Stated goal:
Pictures do not belong in your copy. Repeat all the other data exactly.

Extracted records
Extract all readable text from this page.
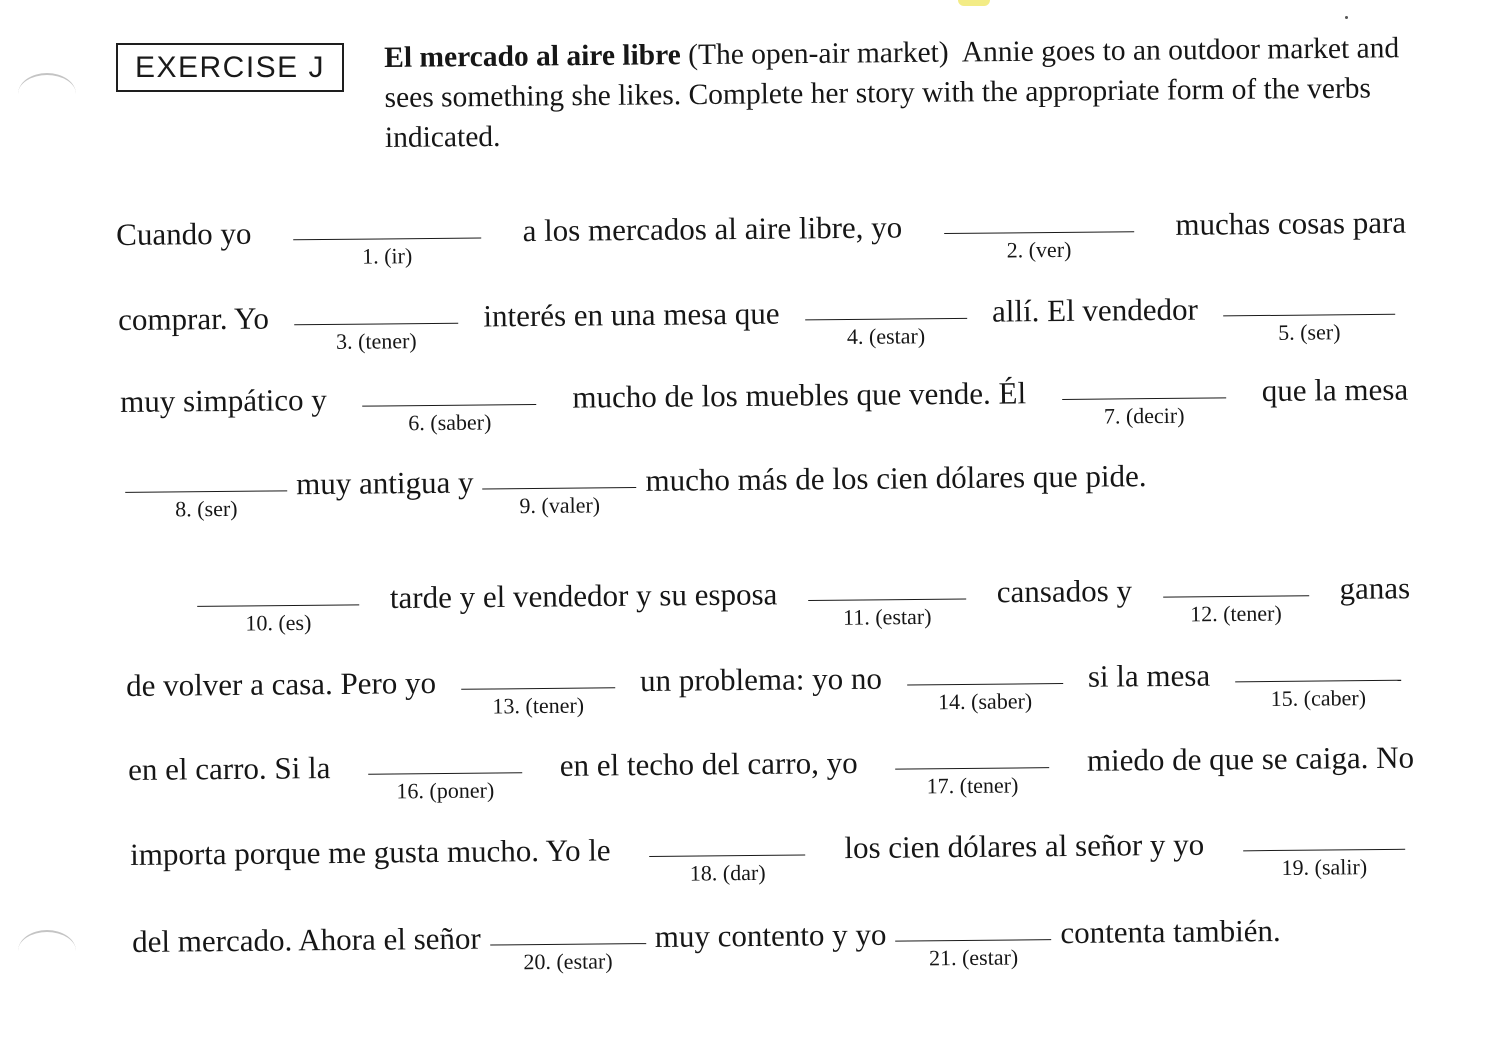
EXERCISE J El mercado al aire libre (The open-air market) Annie goes to an outdoor market and sees something she likes. Complete her story with the appropriate form of the verbs indicated.
Cuando yo
1. (ir)
a los mercados al aire libre, yo
2. (ver)
muchas cosas para
comprar. Yo
3. (tener)
interés en una mesa que
4. (estar)
allí. El vendedor
5. (ser)
muy simpático y
6. (saber)
mucho de los muebles que vende. Él
7. (decir)
que la mesa
8. (ser)
muy antigua y
9. (valer)
mucho más de los cien dólares que pide.
10. (es)
tarde y el vendedor y su esposa
11. (estar)
cansados y
12. (tener)
ganas
de volver a casa. Pero yo
13. (tener)
un problema: yo no
14. (saber)
si la mesa
15. (caber)
en el carro. Si la
16. (poner)
en el techo del carro, yo
17. (tener)
miedo de que se caiga. No
importa porque me gusta mucho. Yo le
18. (dar)
los cien dólares al señor y yo
19. (salir)
del mercado. Ahora el señor
20. (estar)
muy contento y yo
21. (estar)
contenta también.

Problem solution:
Extract all readable text from this page.
EXERCISE J El mercado al aire libre (The open-air market) Annie goes to an outdoor market and sees something she likes. Complete her story with the appropriate form of the verbs indicated.
Cuando yo
1. (ir)
a los mercados al aire libre, yo
2. (ver)
muchas cosas para
comprar. Yo
3. (tener)
interés en una mesa que
4. (estar)
allí. El vendedor
5. (ser)
muy simpático y
6. (saber)
mucho de los muebles que vende. Él
7. (decir)
que la mesa
8. (ser)
muy antigua y
9. (valer)
mucho más de los cien dólares que pide.
10. (es)
tarde y el vendedor y su esposa
11. (estar)
cansados y
12. (tener)
ganas
de volver a casa. Pero yo
13. (tener)
un problema: yo no
14. (saber)
si la mesa
15. (caber)
en el carro. Si la
16. (poner)
en el techo del carro, yo
17. (tener)
miedo de que se caiga. No
importa porque me gusta mucho. Yo le
18. (dar)
los cien dólares al señor y yo
19. (salir)
del mercado. Ahora el señor
20. (estar)
muy contento y yo
21. (estar)
contenta también.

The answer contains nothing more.